Stated exercise:
In this exercise, return the whole listing exactly, excluding any images.

Excerpts from a figure dataset
..............................
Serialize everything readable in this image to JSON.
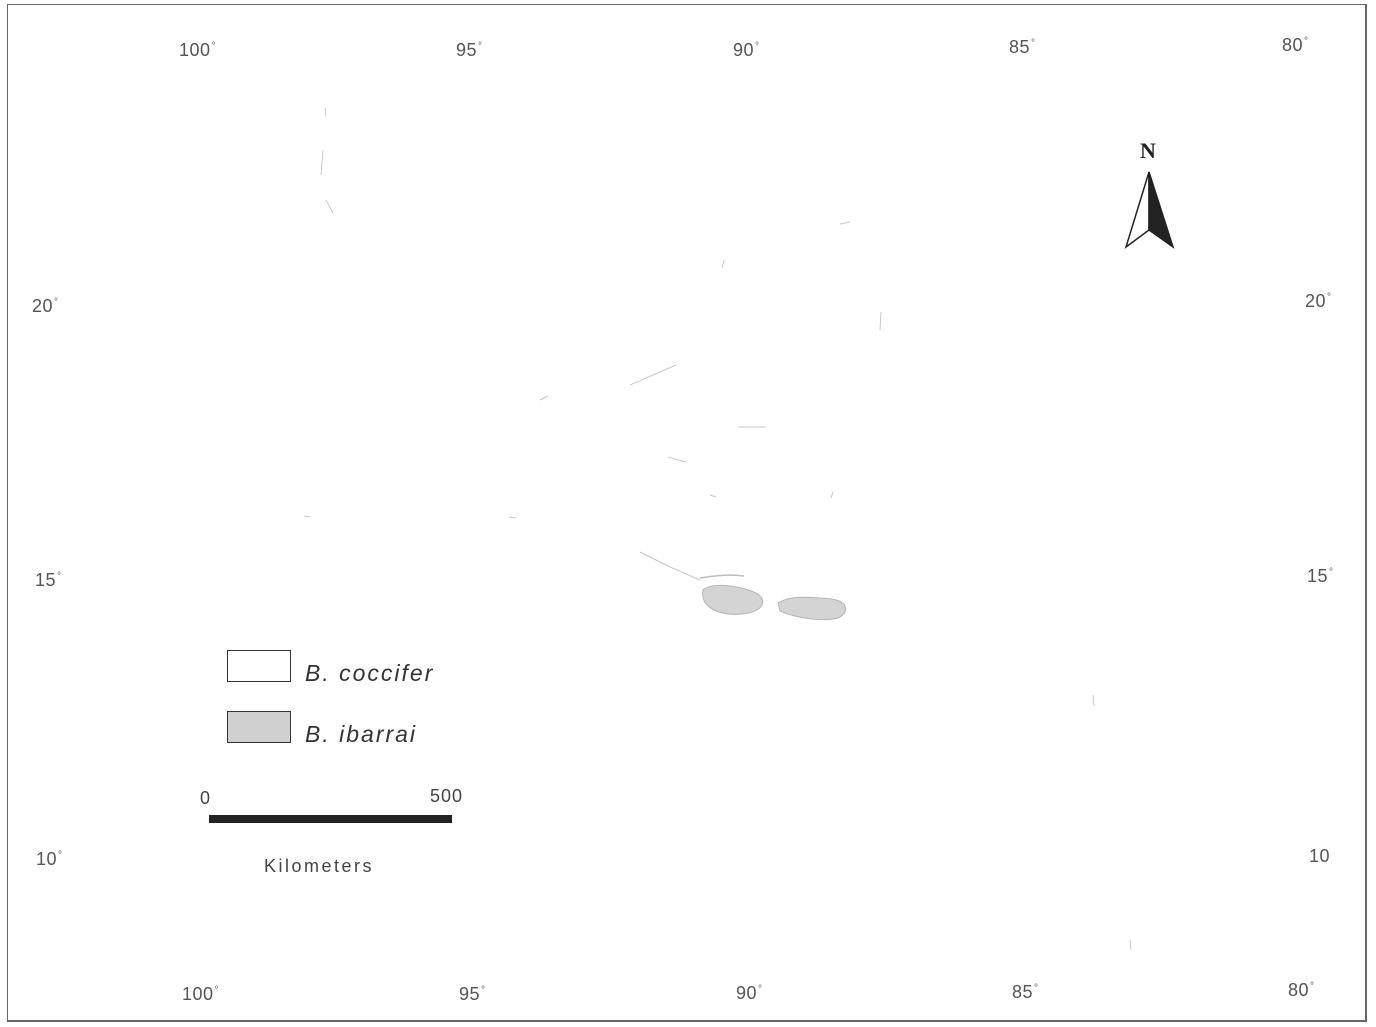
{
  "map": {
    "lon_ticks": {
      "top": [
        "100",
        "95",
        "90",
        "85",
        "80"
      ],
      "bottom": [
        "100",
        "95",
        "90",
        "85",
        "80"
      ]
    },
    "lat_ticks": {
      "left": [
        "20",
        "15",
        "10"
      ],
      "right": [
        "20",
        "15",
        "10"
      ]
    },
    "degree_symbol": "°",
    "north_label": "N",
    "legend": {
      "items": [
        {
          "label": "B. coccifer",
          "fill": "#ffffff"
        },
        {
          "label": "B. ibarrai",
          "fill": "#d0d0d0"
        }
      ]
    },
    "scale_bar": {
      "start_label": "0",
      "end_label": "500",
      "units": "Kilometers"
    },
    "colors": {
      "range_fill": "#d4d4d4",
      "range_stroke": "#b5b5b5",
      "frame": "#666666",
      "background": "#ffffff"
    }
  }
}
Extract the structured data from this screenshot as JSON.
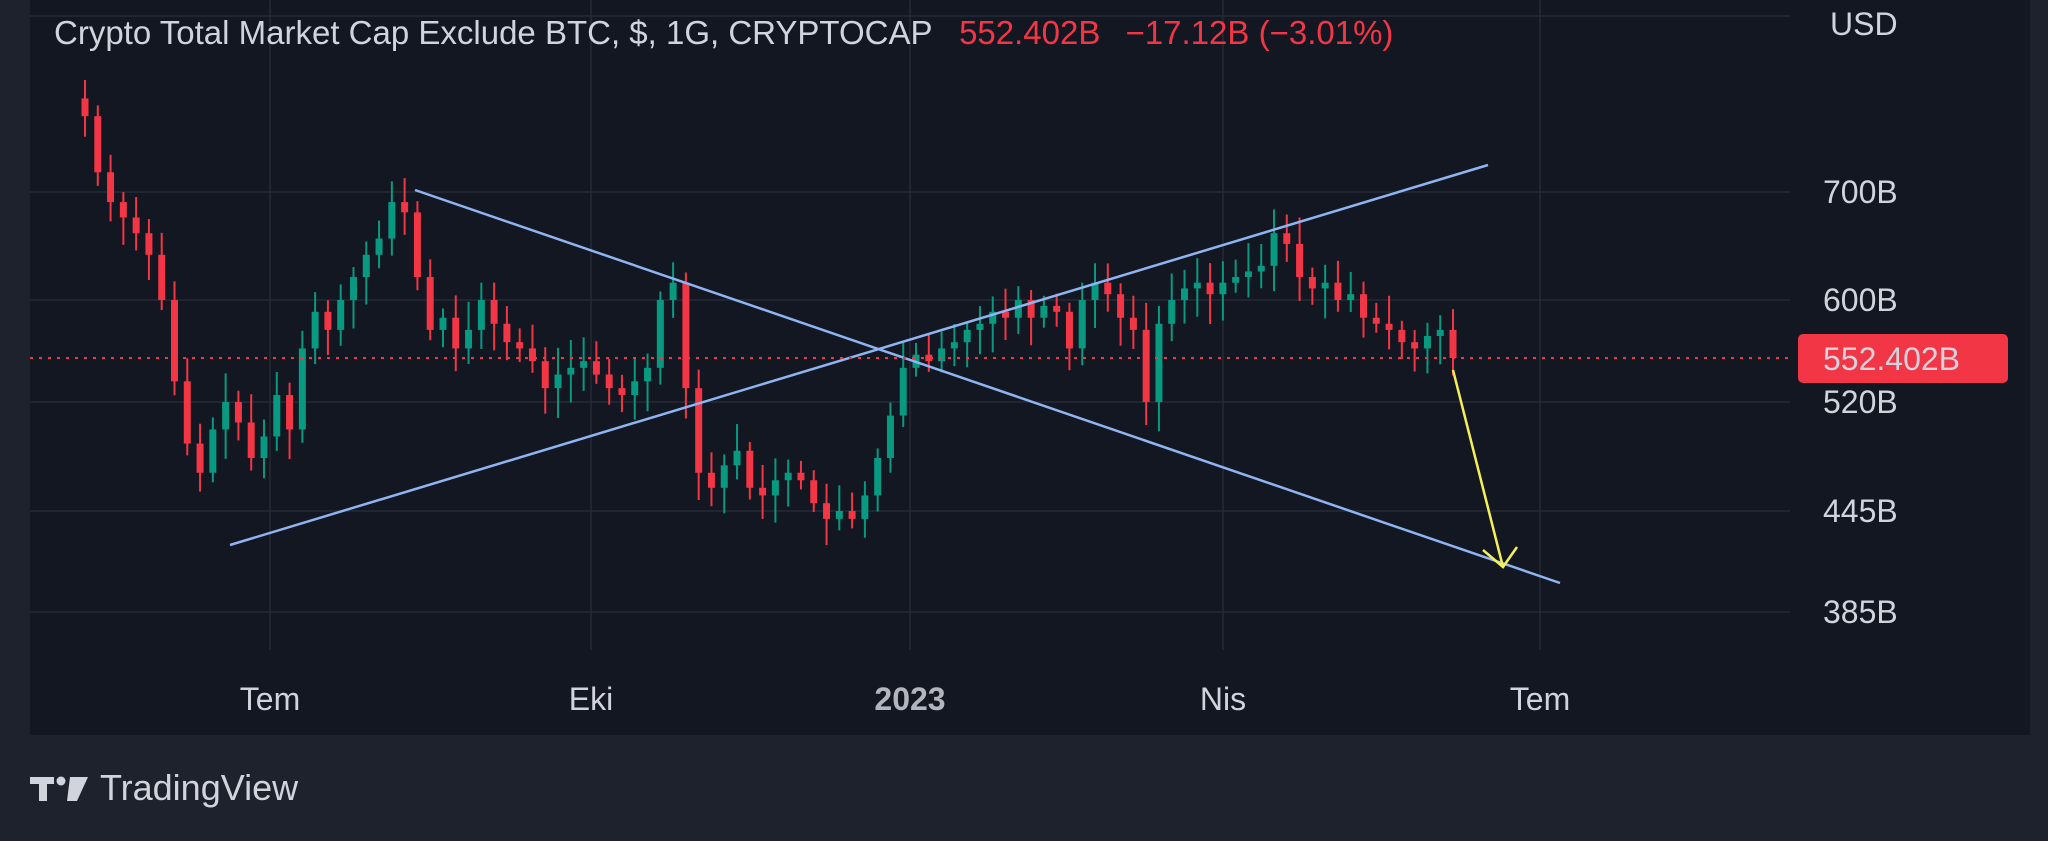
{
  "legend": {
    "symbol": "Crypto Total Market Cap Exclude BTC, $, 1G, CRYPTOCAP",
    "last_value": "552.402B",
    "change": "−17.12B (−3.01%)"
  },
  "price_scale": {
    "currency": "USD",
    "last_price_label": "552.402B"
  },
  "footer": {
    "brand": "TradingView"
  },
  "colors": {
    "up": "#089981",
    "down": "#f23645",
    "trendline": "#8fb4f2",
    "arrow": "#f5f05a",
    "background": "#131722",
    "grid": "#242a36"
  },
  "chart_data": {
    "type": "candlestick",
    "title": "Crypto Total Market Cap Exclude BTC, $, 1G, CRYPTOCAP",
    "last_value": 552.402,
    "x_ticks": [
      {
        "label": "Tem",
        "bold": false
      },
      {
        "label": "Eki",
        "bold": false
      },
      {
        "label": "2023",
        "bold": true
      },
      {
        "label": "Nis",
        "bold": false
      },
      {
        "label": "Tem",
        "bold": false
      }
    ],
    "y_ticks": [
      "700B",
      "600B",
      "520B",
      "445B",
      "385B"
    ],
    "y_unit": "USD",
    "grid": true,
    "close_series": [
      780,
      720,
      690,
      675,
      660,
      640,
      600,
      535,
      490,
      470,
      500,
      520,
      505,
      480,
      495,
      525,
      500,
      560,
      590,
      575,
      600,
      620,
      640,
      655,
      690,
      680,
      620,
      575,
      585,
      560,
      575,
      600,
      580,
      565,
      560,
      550,
      530,
      540,
      545,
      550,
      540,
      530,
      525,
      535,
      545,
      600,
      615,
      530,
      470,
      460,
      475,
      485,
      460,
      455,
      465,
      470,
      465,
      450,
      440,
      445,
      440,
      455,
      480,
      510,
      545,
      555,
      550,
      560,
      565,
      575,
      580,
      590,
      585,
      600,
      585,
      595,
      590,
      560,
      600,
      615,
      605,
      585,
      575,
      520,
      580,
      600,
      610,
      615,
      605,
      615,
      620,
      625,
      630,
      660,
      650,
      620,
      610,
      615,
      600,
      605,
      585,
      580,
      575,
      565,
      560,
      570,
      575,
      552.402
    ],
    "trendlines": [
      {
        "from": [
          "Ağu (erken)",
          700
        ],
        "to": [
          "Haz",
          415
        ]
      },
      {
        "from": [
          "Tem (erken)",
          420
        ],
        "to": [
          "Haz",
          720
        ]
      }
    ],
    "projection_arrow": {
      "from": 552.402,
      "to": 425
    }
  }
}
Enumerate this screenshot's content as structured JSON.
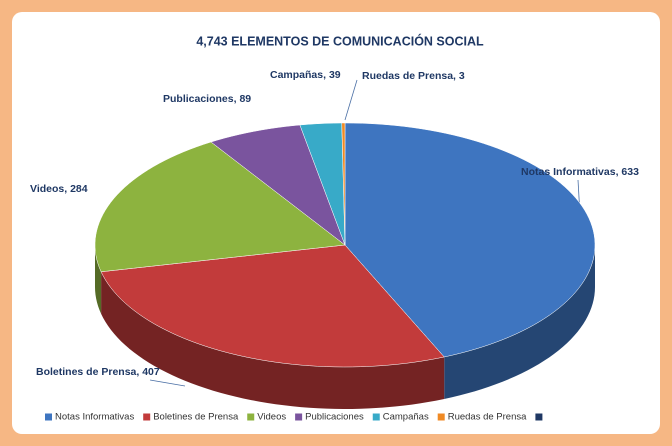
{
  "chart_data": {
    "type": "pie3d",
    "title": "4,743 ELEMENTOS DE COMUNICACIÓN SOCIAL",
    "categories": [
      "Notas Informativas",
      "Boletines de Prensa",
      "Videos",
      "Publicaciones",
      "Campañas",
      "Ruedas de Prensa"
    ],
    "values": [
      633,
      407,
      284,
      89,
      39,
      3
    ],
    "value_labels": [
      "Notas Informativas, 633",
      "Boletines de Prensa, 407",
      "Videos, 284",
      "Publicaciones, 89",
      "Campañas, 39",
      "Ruedas de Prensa, 3"
    ],
    "colors": [
      "#3e75c0",
      "#c23b3b",
      "#8db33f",
      "#7a549e",
      "#38aac8",
      "#f08a24"
    ],
    "legend": "bottom"
  }
}
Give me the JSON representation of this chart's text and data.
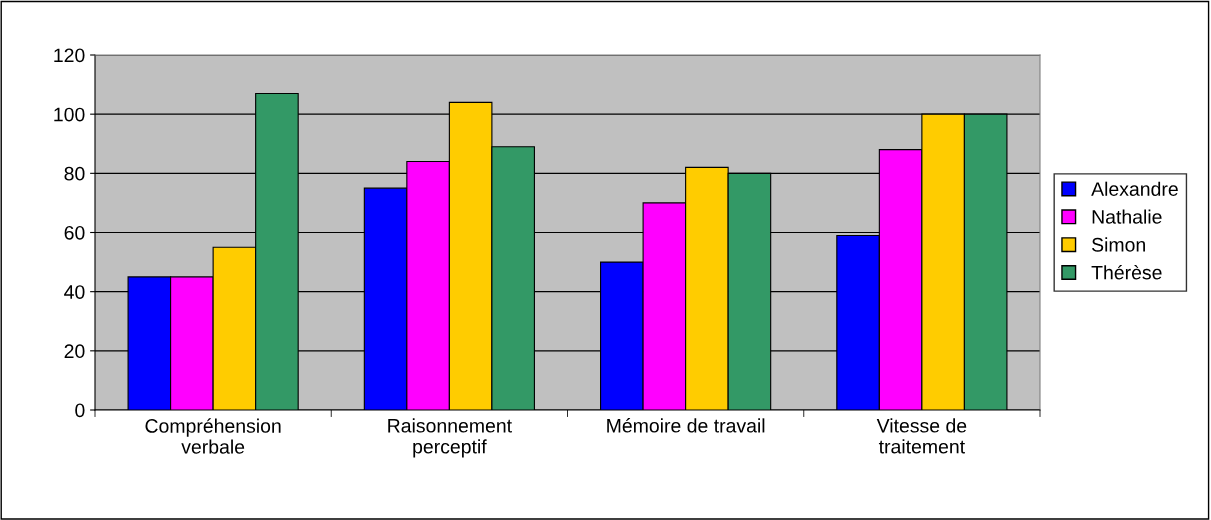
{
  "chart_data": {
    "type": "bar",
    "categories": [
      "Compréhension\nverbale",
      "Raisonnement\nperceptif",
      "Mémoire de travail",
      "Vitesse de\ntraitement"
    ],
    "series": [
      {
        "name": "Alexandre",
        "color": "#0000ff",
        "values": [
          45,
          75,
          50,
          59
        ]
      },
      {
        "name": "Nathalie",
        "color": "#ff00ff",
        "values": [
          45,
          84,
          70,
          88
        ]
      },
      {
        "name": "Simon",
        "color": "#ffcc00",
        "values": [
          55,
          104,
          82,
          100
        ]
      },
      {
        "name": "Thérèse",
        "color": "#339966",
        "values": [
          107,
          89,
          80,
          100
        ]
      }
    ],
    "ylim": [
      0,
      120
    ],
    "yticks": [
      0,
      20,
      40,
      60,
      80,
      100,
      120
    ],
    "grid": "y",
    "legend": "right"
  }
}
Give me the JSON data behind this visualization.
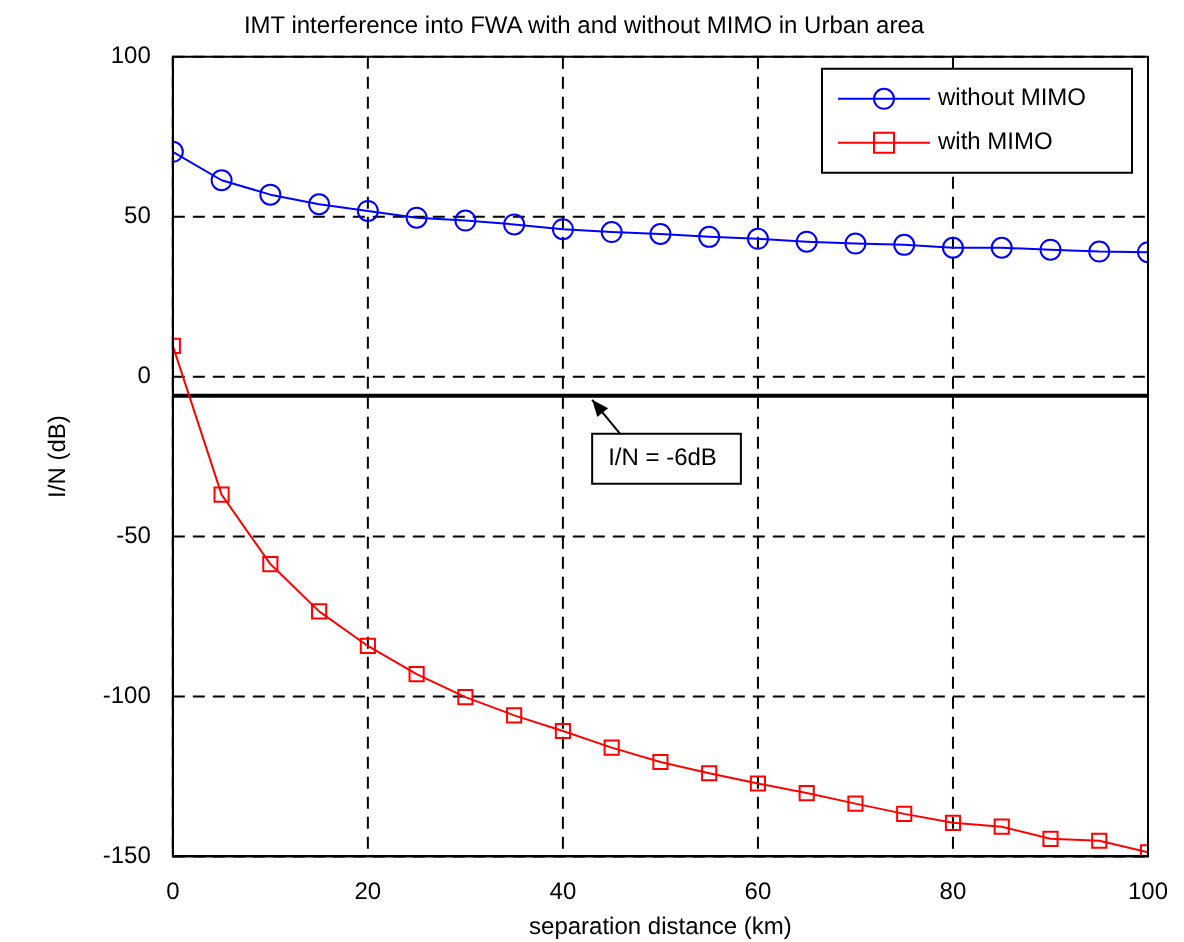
{
  "chart_data": {
    "type": "line",
    "title": "IMT interference into FWA with and without MIMO in Urban area",
    "xlabel": "separation distance (km)",
    "ylabel": "I/N (dB)",
    "x": [
      0,
      5,
      10,
      15,
      20,
      25,
      30,
      35,
      40,
      45,
      50,
      55,
      60,
      65,
      70,
      75,
      80,
      85,
      90,
      95,
      100
    ],
    "series": [
      {
        "name": "without MIMO",
        "color": "#0000ff",
        "marker": "circle",
        "values": [
          70.3,
          61.4,
          56.9,
          53.9,
          51.8,
          49.7,
          48.8,
          47.6,
          46.1,
          45.2,
          44.6,
          43.7,
          43.1,
          42.2,
          41.6,
          41.2,
          40.3,
          40.3,
          39.7,
          39.1,
          38.9
        ]
      },
      {
        "name": "with MIMO",
        "color": "#ff0000",
        "marker": "square",
        "values": [
          9.6,
          -36.9,
          -58.6,
          -73.4,
          -84.2,
          -93,
          -100.2,
          -105.9,
          -110.8,
          -116,
          -120.5,
          -124,
          -127.2,
          -130.2,
          -133.5,
          -136.7,
          -139.5,
          -140.7,
          -144.5,
          -145.1,
          -148.7
        ]
      }
    ],
    "xlim": [
      0,
      100
    ],
    "xticks": [
      0,
      20,
      40,
      60,
      80,
      100
    ],
    "ylim": [
      -150,
      100
    ],
    "yticks": [
      -150,
      -100,
      -50,
      0,
      50,
      100
    ],
    "ref_lines": [
      {
        "axis": "y",
        "value": -6,
        "label": "I/N = -6dB",
        "color": "#000000"
      }
    ],
    "grid": true,
    "legend": "top right"
  }
}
..............................
Task response:
Serialize everything readable in this image to JSON.
{
  "map": {
    "lon_ticks": {
      "top": [
        "100",
        "95",
        "90",
        "85",
        "80"
      ],
      "bottom": [
        "100",
        "95",
        "90",
        "85",
        "80"
      ]
    },
    "lat_ticks": {
      "left": [
        "20",
        "15",
        "10"
      ],
      "right": [
        "20",
        "15",
        "10"
      ]
    },
    "degree_symbol": "°",
    "north_label": "N",
    "legend": {
      "items": [
        {
          "label": "B. coccifer",
          "fill": "#ffffff"
        },
        {
          "label": "B. ibarrai",
          "fill": "#d0d0d0"
        }
      ]
    },
    "scale_bar": {
      "start_label": "0",
      "end_label": "500",
      "units": "Kilometers"
    },
    "colors": {
      "range_fill": "#d4d4d4",
      "range_stroke": "#b5b5b5",
      "frame": "#666666",
      "background": "#ffffff"
    }
  }
}
Extract the structured data from this screenshot as JSON.
{
  "legend": {
    "symbol": "Crypto Total Market Cap Exclude BTC, $, 1G, CRYPTOCAP",
    "last_value": "552.402B",
    "change": "−17.12B (−3.01%)"
  },
  "price_scale": {
    "currency": "USD",
    "last_price_label": "552.402B"
  },
  "footer": {
    "brand": "TradingView"
  },
  "colors": {
    "up": "#089981",
    "down": "#f23645",
    "trendline": "#8fb4f2",
    "arrow": "#f5f05a",
    "background": "#131722",
    "grid": "#242a36"
  },
  "chart_data": {
    "type": "candlestick",
    "title": "Crypto Total Market Cap Exclude BTC, $, 1G, CRYPTOCAP",
    "last_value": 552.402,
    "x_ticks": [
      {
        "label": "Tem",
        "bold": false
      },
      {
        "label": "Eki",
        "bold": false
      },
      {
        "label": "2023",
        "bold": true
      },
      {
        "label": "Nis",
        "bold": false
      },
      {
        "label": "Tem",
        "bold": false
      }
    ],
    "y_ticks": [
      "700B",
      "600B",
      "520B",
      "445B",
      "385B"
    ],
    "y_unit": "USD",
    "grid": true,
    "close_series": [
      780,
      720,
      690,
      675,
      660,
      640,
      600,
      535,
      490,
      470,
      500,
      520,
      505,
      480,
      495,
      525,
      500,
      560,
      590,
      575,
      600,
      620,
      640,
      655,
      690,
      680,
      620,
      575,
      585,
      560,
      575,
      600,
      580,
      565,
      560,
      550,
      530,
      540,
      545,
      550,
      540,
      530,
      525,
      535,
      545,
      600,
      615,
      530,
      470,
      460,
      475,
      485,
      460,
      455,
      465,
      470,
      465,
      450,
      440,
      445,
      440,
      455,
      480,
      510,
      545,
      555,
      550,
      560,
      565,
      575,
      580,
      590,
      585,
      600,
      585,
      595,
      590,
      560,
      600,
      615,
      605,
      585,
      575,
      520,
      580,
      600,
      610,
      615,
      605,
      615,
      620,
      625,
      630,
      660,
      650,
      620,
      610,
      615,
      600,
      605,
      585,
      580,
      575,
      565,
      560,
      570,
      575,
      552.402
    ],
    "trendlines": [
      {
        "from": [
          "Ağu (erken)",
          700
        ],
        "to": [
          "Haz",
          415
        ]
      },
      {
        "from": [
          "Tem (erken)",
          420
        ],
        "to": [
          "Haz",
          720
        ]
      }
    ],
    "projection_arrow": {
      "from": 552.402,
      "to": 425
    }
  }
}
Enumerate this screenshot's content as structured JSON.
{
  "chart_data": {
    "type": "pie3d",
    "title": "4,743 ELEMENTOS DE COMUNICACIÓN SOCIAL",
    "categories": [
      "Notas Informativas",
      "Boletines de Prensa",
      "Videos",
      "Publicaciones",
      "Campañas",
      "Ruedas de Prensa"
    ],
    "values": [
      633,
      407,
      284,
      89,
      39,
      3
    ],
    "value_labels": [
      "Notas Informativas, 633",
      "Boletines de Prensa, 407",
      "Videos, 284",
      "Publicaciones, 89",
      "Campañas, 39",
      "Ruedas de Prensa, 3"
    ],
    "colors": [
      "#3e75c0",
      "#c23b3b",
      "#8db33f",
      "#7a549e",
      "#38aac8",
      "#f08a24"
    ],
    "legend": "bottom"
  }
}
Give me the JSON representation of this chart's text and data.
{
  "chart_data": {
    "type": "bar",
    "categories": [
      "Compréhension\nverbale",
      "Raisonnement\nperceptif",
      "Mémoire de travail",
      "Vitesse de\ntraitement"
    ],
    "series": [
      {
        "name": "Alexandre",
        "color": "#0000ff",
        "values": [
          45,
          75,
          50,
          59
        ]
      },
      {
        "name": "Nathalie",
        "color": "#ff00ff",
        "values": [
          45,
          84,
          70,
          88
        ]
      },
      {
        "name": "Simon",
        "color": "#ffcc00",
        "values": [
          55,
          104,
          82,
          100
        ]
      },
      {
        "name": "Thérèse",
        "color": "#339966",
        "values": [
          107,
          89,
          80,
          100
        ]
      }
    ],
    "ylim": [
      0,
      120
    ],
    "yticks": [
      0,
      20,
      40,
      60,
      80,
      100,
      120
    ],
    "grid": "y",
    "legend": "right"
  }
}
Give me the JSON data behind this visualization.
{
  "chart_data": {
    "type": "line",
    "title": "IMT interference into FWA with and without MIMO in Urban area",
    "xlabel": "separation distance (km)",
    "ylabel": "I/N (dB)",
    "x": [
      0,
      5,
      10,
      15,
      20,
      25,
      30,
      35,
      40,
      45,
      50,
      55,
      60,
      65,
      70,
      75,
      80,
      85,
      90,
      95,
      100
    ],
    "series": [
      {
        "name": "without MIMO",
        "color": "#0000ff",
        "marker": "circle",
        "values": [
          70.3,
          61.4,
          56.9,
          53.9,
          51.8,
          49.7,
          48.8,
          47.6,
          46.1,
          45.2,
          44.6,
          43.7,
          43.1,
          42.2,
          41.6,
          41.2,
          40.3,
          40.3,
          39.7,
          39.1,
          38.9
        ]
      },
      {
        "name": "with MIMO",
        "color": "#ff0000",
        "marker": "square",
        "values": [
          9.6,
          -36.9,
          -58.6,
          -73.4,
          -84.2,
          -93,
          -100.2,
          -105.9,
          -110.8,
          -116,
          -120.5,
          -124,
          -127.2,
          -130.2,
          -133.5,
          -136.7,
          -139.5,
          -140.7,
          -144.5,
          -145.1,
          -148.7
        ]
      }
    ],
    "xlim": [
      0,
      100
    ],
    "xticks": [
      0,
      20,
      40,
      60,
      80,
      100
    ],
    "ylim": [
      -150,
      100
    ],
    "yticks": [
      -150,
      -100,
      -50,
      0,
      50,
      100
    ],
    "ref_lines": [
      {
        "axis": "y",
        "value": -6,
        "label": "I/N = -6dB",
        "color": "#000000"
      }
    ],
    "grid": true,
    "legend": "top right"
  }
}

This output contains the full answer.